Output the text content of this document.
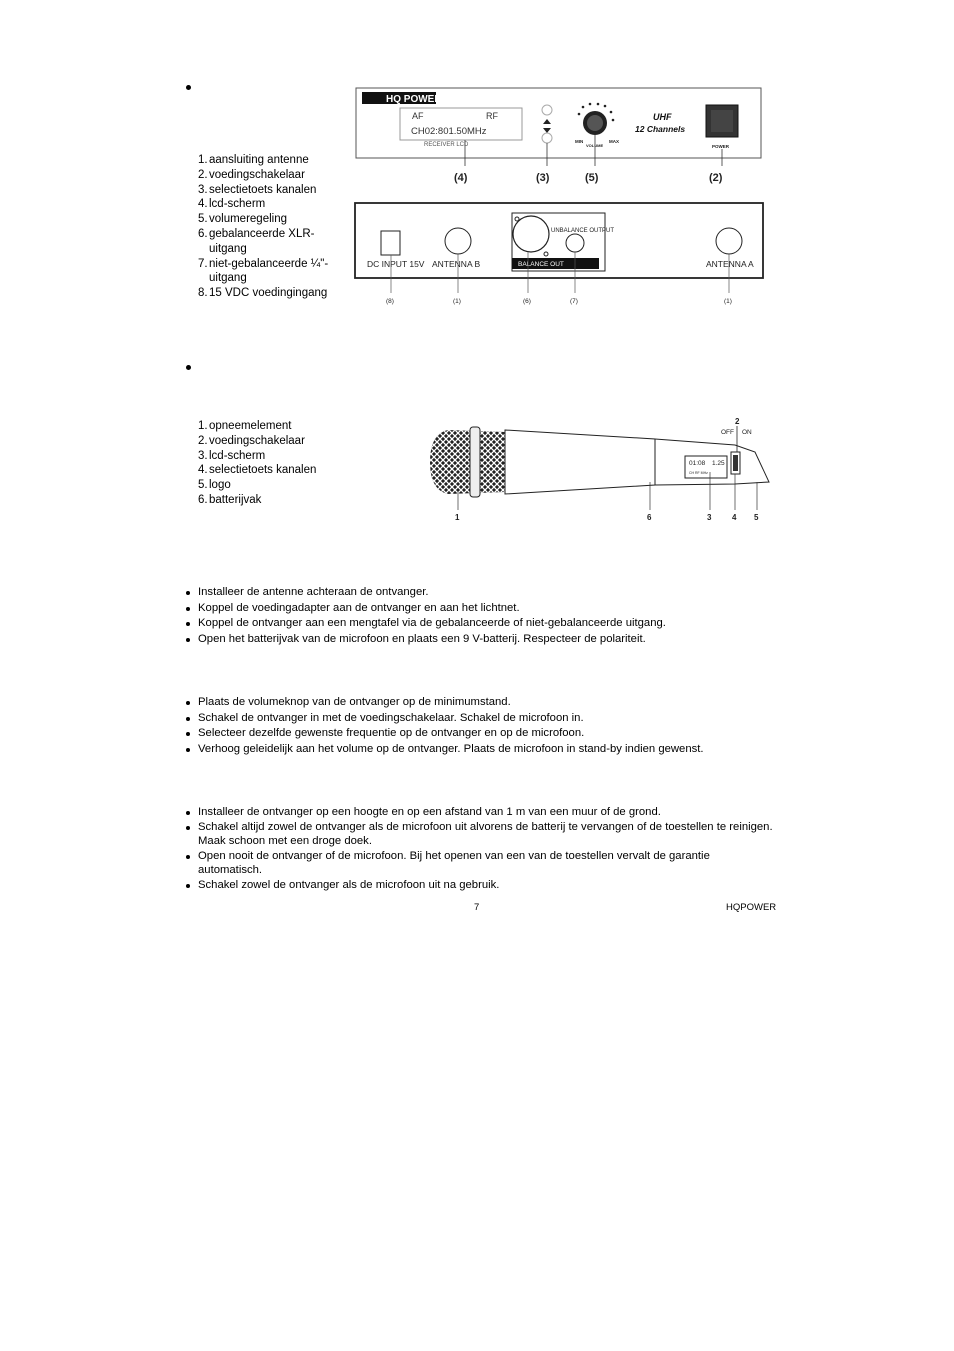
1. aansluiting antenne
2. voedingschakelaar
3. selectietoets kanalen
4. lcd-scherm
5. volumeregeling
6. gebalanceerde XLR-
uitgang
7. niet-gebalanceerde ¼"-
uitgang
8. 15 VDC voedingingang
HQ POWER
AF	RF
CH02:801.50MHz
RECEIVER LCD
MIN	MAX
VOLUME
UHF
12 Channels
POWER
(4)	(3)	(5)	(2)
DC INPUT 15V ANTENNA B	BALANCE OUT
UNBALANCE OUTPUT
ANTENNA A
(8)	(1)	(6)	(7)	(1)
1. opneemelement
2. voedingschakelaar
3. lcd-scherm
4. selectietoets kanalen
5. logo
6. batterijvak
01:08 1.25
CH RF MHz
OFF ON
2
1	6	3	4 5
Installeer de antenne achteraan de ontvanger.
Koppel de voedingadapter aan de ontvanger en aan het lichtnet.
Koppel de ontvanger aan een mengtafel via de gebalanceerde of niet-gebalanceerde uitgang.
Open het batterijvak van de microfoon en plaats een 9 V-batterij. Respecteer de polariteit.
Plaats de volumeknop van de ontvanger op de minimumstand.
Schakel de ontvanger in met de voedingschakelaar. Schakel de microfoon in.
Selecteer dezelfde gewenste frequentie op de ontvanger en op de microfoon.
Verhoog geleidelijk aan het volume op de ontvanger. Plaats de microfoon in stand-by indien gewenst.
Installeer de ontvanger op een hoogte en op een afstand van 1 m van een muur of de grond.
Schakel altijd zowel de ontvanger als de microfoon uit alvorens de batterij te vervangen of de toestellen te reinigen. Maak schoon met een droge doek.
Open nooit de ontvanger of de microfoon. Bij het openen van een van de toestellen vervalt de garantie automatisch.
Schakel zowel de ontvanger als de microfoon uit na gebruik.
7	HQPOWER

- - - - - - -

Exercise goal: Skip the pictures and transcribe the rest of the records exactly.

Solution to this problem:
Output the text content of this document.
1. aansluiting antenne
2. voedingschakelaar
3. selectietoets kanalen
4. lcd-scherm
5. volumeregeling
6. gebalanceerde XLR-
uitgang
7. niet-gebalanceerde ¼"-
uitgang
8. 15 VDC voedingingang
HQ POWER
AF	RF
CH02:801.50MHz
RECEIVER LCD
MIN	MAX
VOLUME
UHF
12 Channels
POWER
(4)	(3)	(5)	(2)
DC INPUT 15V ANTENNA B	BALANCE OUT
UNBALANCE OUTPUT
ANTENNA A
(8)	(1)	(6)	(7)	(1)
1. opneemelement
2. voedingschakelaar
3. lcd-scherm
4. selectietoets kanalen
5. logo
6. batterijvak
01:08 1.25
CH RF MHz
OFF ON
2
1	6	3	4 5
Installeer de antenne achteraan de ontvanger.
Koppel de voedingadapter aan de ontvanger en aan het lichtnet.
Koppel de ontvanger aan een mengtafel via de gebalanceerde of niet-gebalanceerde uitgang.
Open het batterijvak van de microfoon en plaats een 9 V-batterij. Respecteer de polariteit.
Plaats de volumeknop van de ontvanger op de minimumstand.
Schakel de ontvanger in met de voedingschakelaar. Schakel de microfoon in.
Selecteer dezelfde gewenste frequentie op de ontvanger en op de microfoon.
Verhoog geleidelijk aan het volume op de ontvanger. Plaats de microfoon in stand-by indien gewenst.
Installeer de ontvanger op een hoogte en op een afstand van 1 m van een muur of de grond.
Schakel altijd zowel de ontvanger als de microfoon uit alvorens de batterij te vervangen of de toestellen te reinigen. Maak schoon met een droge doek.
Open nooit de ontvanger of de microfoon. Bij het openen van een van de toestellen vervalt de garantie automatisch.
Schakel zowel de ontvanger als de microfoon uit na gebruik.
7	HQPOWER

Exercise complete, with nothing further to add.